--- start Data in this exercise ---

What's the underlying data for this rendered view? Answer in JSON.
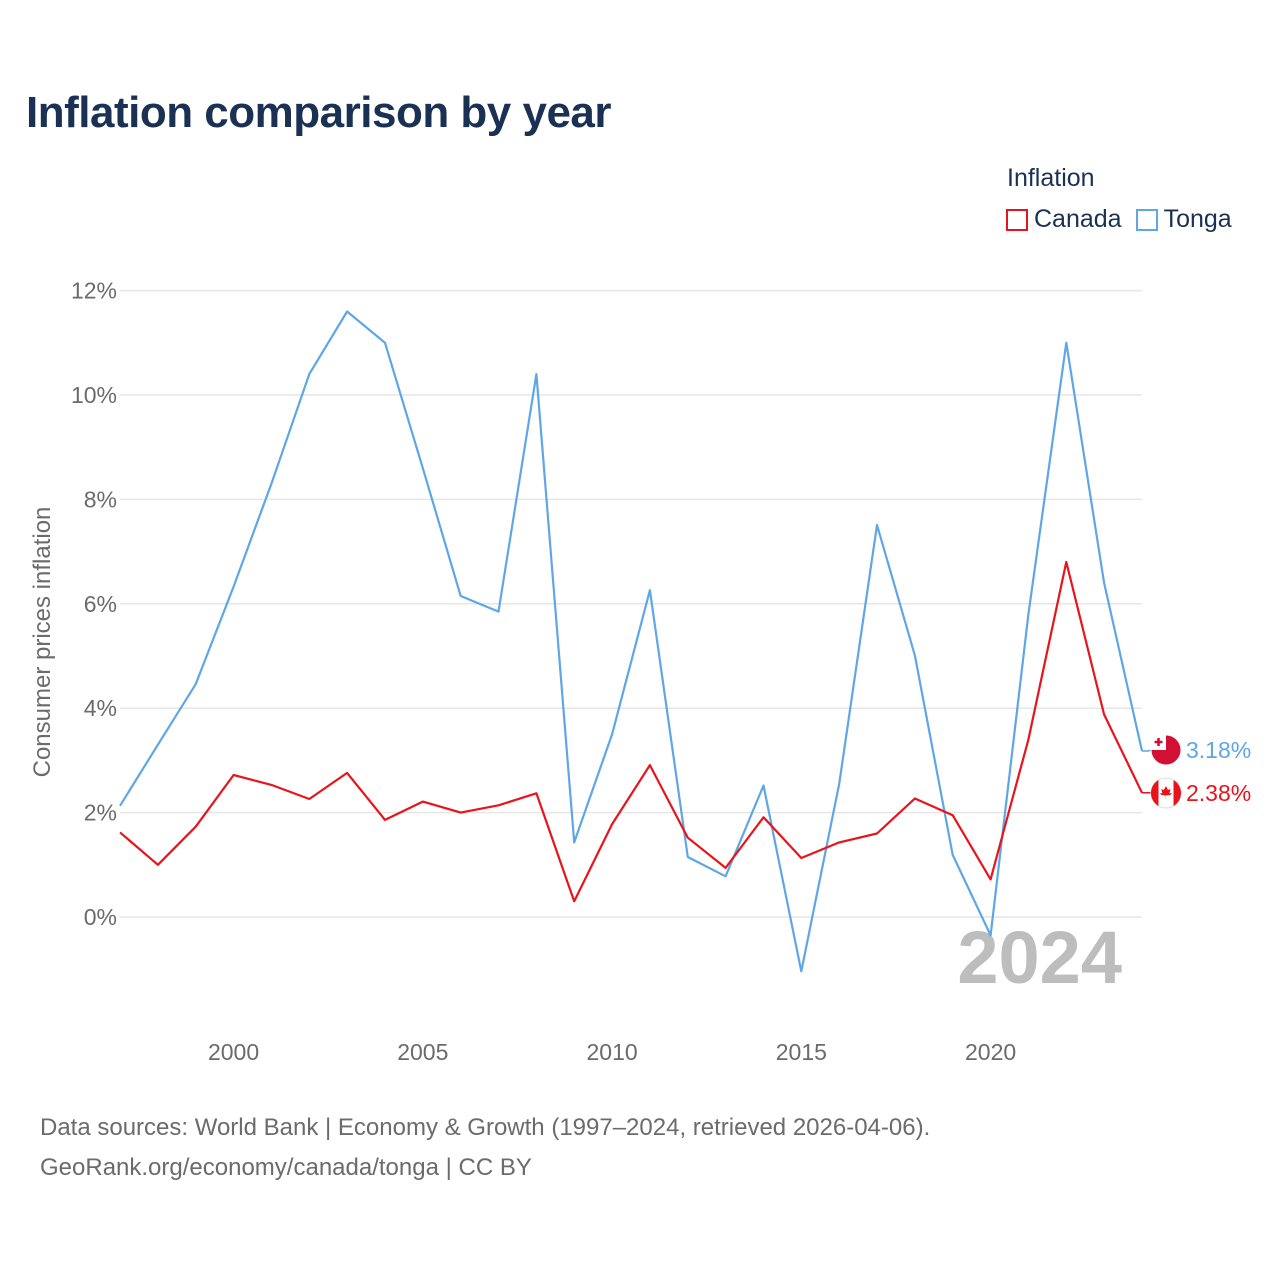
{
  "title": "Inflation comparison by year",
  "legend": {
    "title": "Inflation",
    "items": [
      {
        "name": "Canada",
        "color": "#e8141b"
      },
      {
        "name": "Tonga",
        "color": "#5fa6e6"
      }
    ]
  },
  "source": {
    "line1": "Data sources: World Bank | Economy & Growth (1997–2024, retrieved 2026-04-06).",
    "line2": "GeoRank.org/economy/canada/tonga | CC BY"
  },
  "chart_data": {
    "type": "line",
    "title": "Inflation comparison by year",
    "xlabel": "",
    "ylabel": "Consumer prices inflation",
    "x": [
      1997,
      1998,
      1999,
      2000,
      2001,
      2002,
      2003,
      2004,
      2005,
      2006,
      2007,
      2008,
      2009,
      2010,
      2011,
      2012,
      2013,
      2014,
      2015,
      2016,
      2017,
      2018,
      2019,
      2020,
      2021,
      2022,
      2023,
      2024
    ],
    "xlim": [
      1997,
      2024
    ],
    "ylim": [
      -2,
      12
    ],
    "xticks": [
      2000,
      2005,
      2010,
      2015,
      2020
    ],
    "xtick_labels": [
      "2000",
      "2005",
      "2010",
      "2015",
      "2020"
    ],
    "yticks": [
      0,
      2,
      4,
      6,
      8,
      10,
      12
    ],
    "ytick_labels": [
      "0%",
      "2%",
      "4%",
      "6%",
      "8%",
      "10%",
      "12%"
    ],
    "watermark_year": "2024",
    "series": [
      {
        "name": "Canada",
        "color": "#e8141b",
        "end_label": "2.38%",
        "flag": "canada-flag",
        "values": [
          1.62,
          1.0,
          1.73,
          2.72,
          2.53,
          2.26,
          2.76,
          1.86,
          2.21,
          2.0,
          2.14,
          2.37,
          0.3,
          1.78,
          2.91,
          1.52,
          0.94,
          1.91,
          1.13,
          1.43,
          1.6,
          2.27,
          1.95,
          0.72,
          3.4,
          6.8,
          3.88,
          2.38
        ]
      },
      {
        "name": "Tonga",
        "color": "#5fa6e6",
        "end_label": "3.18%",
        "flag": "tonga-flag",
        "values": [
          2.13,
          3.3,
          4.46,
          6.33,
          8.3,
          10.4,
          11.6,
          11.0,
          8.6,
          6.15,
          5.85,
          10.4,
          1.43,
          3.5,
          6.26,
          1.15,
          0.78,
          2.52,
          -1.04,
          2.55,
          7.51,
          5.01,
          1.19,
          -0.35,
          5.8,
          11.0,
          6.4,
          3.18
        ]
      }
    ]
  }
}
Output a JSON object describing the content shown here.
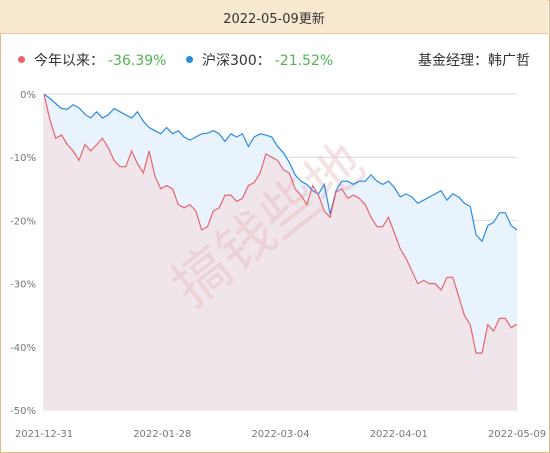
{
  "header": {
    "update_text": "2022-05-09更新"
  },
  "legend": {
    "fund": {
      "label": "今年以来：",
      "value": "-36.39%",
      "color": "#e8646c"
    },
    "index": {
      "label": "沪深300：",
      "value": "-21.52%",
      "color": "#2b8be3"
    },
    "manager": "基金经理：韩广哲"
  },
  "watermark": "搞钱些地",
  "chart_data": {
    "type": "area",
    "x_tick_labels": [
      "2021-12-31",
      "2022-01-28",
      "2022-03-04",
      "2022-04-01",
      "2022-05-09"
    ],
    "y_tick_labels": [
      "0%",
      "-10%",
      "-20%",
      "-30%",
      "-40%",
      "-50%"
    ],
    "ylim": [
      -50,
      0
    ],
    "grid": true,
    "series": [
      {
        "name": "今年以来",
        "color": "#e8646c",
        "fill": "#f1e5ec",
        "values": [
          0,
          -4,
          -7,
          -6.5,
          -8,
          -9,
          -10.5,
          -8,
          -9,
          -8,
          -7,
          -8.5,
          -10.5,
          -11.5,
          -11.5,
          -9,
          -11,
          -12.5,
          -9,
          -13,
          -15,
          -14.5,
          -15,
          -17.5,
          -18,
          -17.5,
          -18.5,
          -21.5,
          -21,
          -18.5,
          -18,
          -16,
          -16,
          -17,
          -16.5,
          -14.5,
          -14,
          -12.5,
          -9.5,
          -10,
          -10.5,
          -12,
          -12.5,
          -15,
          -16,
          -17.5,
          -14.5,
          -16,
          -18.5,
          -19.5,
          -15.5,
          -15,
          -16.5,
          -16,
          -16.5,
          -17.5,
          -19.5,
          -21,
          -21,
          -19.5,
          -22,
          -24.5,
          -26,
          -28,
          -30,
          -29.5,
          -30,
          -30,
          -31,
          -29,
          -29,
          -32,
          -35,
          -36.5,
          -41,
          -41,
          -36.5,
          -37.5,
          -35.5,
          -35.5,
          -37,
          -36.39
        ]
      },
      {
        "name": "沪深300",
        "color": "#2b8be3",
        "fill": "#e9f3fd",
        "values": [
          0,
          -0.7,
          -1.5,
          -2.3,
          -2.4,
          -1.7,
          -2.2,
          -3.2,
          -3.8,
          -2.8,
          -3.8,
          -3.3,
          -2.3,
          -2.8,
          -3.3,
          -3.8,
          -2.8,
          -4.3,
          -5.3,
          -5.8,
          -6.3,
          -5.3,
          -6.3,
          -5.8,
          -6.8,
          -7.3,
          -6.8,
          -6.3,
          -6.2,
          -5.8,
          -6.3,
          -7.5,
          -6.3,
          -6.8,
          -6.3,
          -8.3,
          -6.8,
          -6.3,
          -6.5,
          -6.8,
          -8.3,
          -9.3,
          -10.8,
          -12.8,
          -13.8,
          -14.3,
          -15.3,
          -15.8,
          -14.3,
          -19,
          -15.3,
          -13.8,
          -13.8,
          -14.3,
          -13.8,
          -13.8,
          -12.8,
          -13.8,
          -14.3,
          -13.8,
          -14.8,
          -16.3,
          -15.8,
          -16.3,
          -17.3,
          -16.8,
          -16.3,
          -15.8,
          -15.3,
          -16.8,
          -15.8,
          -16.3,
          -17.3,
          -17.8,
          -22.3,
          -23.3,
          -20.8,
          -20.3,
          -18.8,
          -18.8,
          -20.8,
          -21.52
        ]
      }
    ]
  }
}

--- end Data in this exercise ---

* What is asked:
Restate each line of the records exactly; pictures do not belong in the copy.

* Output:
What's the underlying data for this rendered view? Answer in JSON.
{
  "title": "Inflation comparison by year",
  "legend": {
    "title": "Inflation",
    "items": [
      {
        "name": "Canada",
        "color": "#e8141b"
      },
      {
        "name": "Tonga",
        "color": "#5fa6e6"
      }
    ]
  },
  "source": {
    "line1": "Data sources: World Bank | Economy & Growth (1997–2024, retrieved 2026-04-06).",
    "line2": "GeoRank.org/economy/canada/tonga | CC BY"
  },
  "chart_data": {
    "type": "line",
    "title": "Inflation comparison by year",
    "xlabel": "",
    "ylabel": "Consumer prices inflation",
    "x": [
      1997,
      1998,
      1999,
      2000,
      2001,
      2002,
      2003,
      2004,
      2005,
      2006,
      2007,
      2008,
      2009,
      2010,
      2011,
      2012,
      2013,
      2014,
      2015,
      2016,
      2017,
      2018,
      2019,
      2020,
      2021,
      2022,
      2023,
      2024
    ],
    "xlim": [
      1997,
      2024
    ],
    "ylim": [
      -2,
      12
    ],
    "xticks": [
      2000,
      2005,
      2010,
      2015,
      2020
    ],
    "xtick_labels": [
      "2000",
      "2005",
      "2010",
      "2015",
      "2020"
    ],
    "yticks": [
      0,
      2,
      4,
      6,
      8,
      10,
      12
    ],
    "ytick_labels": [
      "0%",
      "2%",
      "4%",
      "6%",
      "8%",
      "10%",
      "12%"
    ],
    "watermark_year": "2024",
    "series": [
      {
        "name": "Canada",
        "color": "#e8141b",
        "end_label": "2.38%",
        "flag": "canada-flag",
        "values": [
          1.62,
          1.0,
          1.73,
          2.72,
          2.53,
          2.26,
          2.76,
          1.86,
          2.21,
          2.0,
          2.14,
          2.37,
          0.3,
          1.78,
          2.91,
          1.52,
          0.94,
          1.91,
          1.13,
          1.43,
          1.6,
          2.27,
          1.95,
          0.72,
          3.4,
          6.8,
          3.88,
          2.38
        ]
      },
      {
        "name": "Tonga",
        "color": "#5fa6e6",
        "end_label": "3.18%",
        "flag": "tonga-flag",
        "values": [
          2.13,
          3.3,
          4.46,
          6.33,
          8.3,
          10.4,
          11.6,
          11.0,
          8.6,
          6.15,
          5.85,
          10.4,
          1.43,
          3.5,
          6.26,
          1.15,
          0.78,
          2.52,
          -1.04,
          2.55,
          7.51,
          5.01,
          1.19,
          -0.35,
          5.8,
          11.0,
          6.4,
          3.18
        ]
      }
    ]
  }
}
Output a JSON object describing the content shown here.
{
  "header": {
    "update_text": "2022-05-09更新"
  },
  "legend": {
    "fund": {
      "label": "今年以来：",
      "value": "-36.39%",
      "color": "#e8646c"
    },
    "index": {
      "label": "沪深300：",
      "value": "-21.52%",
      "color": "#2b8be3"
    },
    "manager": "基金经理：韩广哲"
  },
  "watermark": "搞钱些地",
  "chart_data": {
    "type": "area",
    "x_tick_labels": [
      "2021-12-31",
      "2022-01-28",
      "2022-03-04",
      "2022-04-01",
      "2022-05-09"
    ],
    "y_tick_labels": [
      "0%",
      "-10%",
      "-20%",
      "-30%",
      "-40%",
      "-50%"
    ],
    "ylim": [
      -50,
      0
    ],
    "grid": true,
    "series": [
      {
        "name": "今年以来",
        "color": "#e8646c",
        "fill": "#f1e5ec",
        "values": [
          0,
          -4,
          -7,
          -6.5,
          -8,
          -9,
          -10.5,
          -8,
          -9,
          -8,
          -7,
          -8.5,
          -10.5,
          -11.5,
          -11.5,
          -9,
          -11,
          -12.5,
          -9,
          -13,
          -15,
          -14.5,
          -15,
          -17.5,
          -18,
          -17.5,
          -18.5,
          -21.5,
          -21,
          -18.5,
          -18,
          -16,
          -16,
          -17,
          -16.5,
          -14.5,
          -14,
          -12.5,
          -9.5,
          -10,
          -10.5,
          -12,
          -12.5,
          -15,
          -16,
          -17.5,
          -14.5,
          -16,
          -18.5,
          -19.5,
          -15.5,
          -15,
          -16.5,
          -16,
          -16.5,
          -17.5,
          -19.5,
          -21,
          -21,
          -19.5,
          -22,
          -24.5,
          -26,
          -28,
          -30,
          -29.5,
          -30,
          -30,
          -31,
          -29,
          -29,
          -32,
          -35,
          -36.5,
          -41,
          -41,
          -36.5,
          -37.5,
          -35.5,
          -35.5,
          -37,
          -36.39
        ]
      },
      {
        "name": "沪深300",
        "color": "#2b8be3",
        "fill": "#e9f3fd",
        "values": [
          0,
          -0.7,
          -1.5,
          -2.3,
          -2.4,
          -1.7,
          -2.2,
          -3.2,
          -3.8,
          -2.8,
          -3.8,
          -3.3,
          -2.3,
          -2.8,
          -3.3,
          -3.8,
          -2.8,
          -4.3,
          -5.3,
          -5.8,
          -6.3,
          -5.3,
          -6.3,
          -5.8,
          -6.8,
          -7.3,
          -6.8,
          -6.3,
          -6.2,
          -5.8,
          -6.3,
          -7.5,
          -6.3,
          -6.8,
          -6.3,
          -8.3,
          -6.8,
          -6.3,
          -6.5,
          -6.8,
          -8.3,
          -9.3,
          -10.8,
          -12.8,
          -13.8,
          -14.3,
          -15.3,
          -15.8,
          -14.3,
          -19,
          -15.3,
          -13.8,
          -13.8,
          -14.3,
          -13.8,
          -13.8,
          -12.8,
          -13.8,
          -14.3,
          -13.8,
          -14.8,
          -16.3,
          -15.8,
          -16.3,
          -17.3,
          -16.8,
          -16.3,
          -15.8,
          -15.3,
          -16.8,
          -15.8,
          -16.3,
          -17.3,
          -17.8,
          -22.3,
          -23.3,
          -20.8,
          -20.3,
          -18.8,
          -18.8,
          -20.8,
          -21.52
        ]
      }
    ]
  }
}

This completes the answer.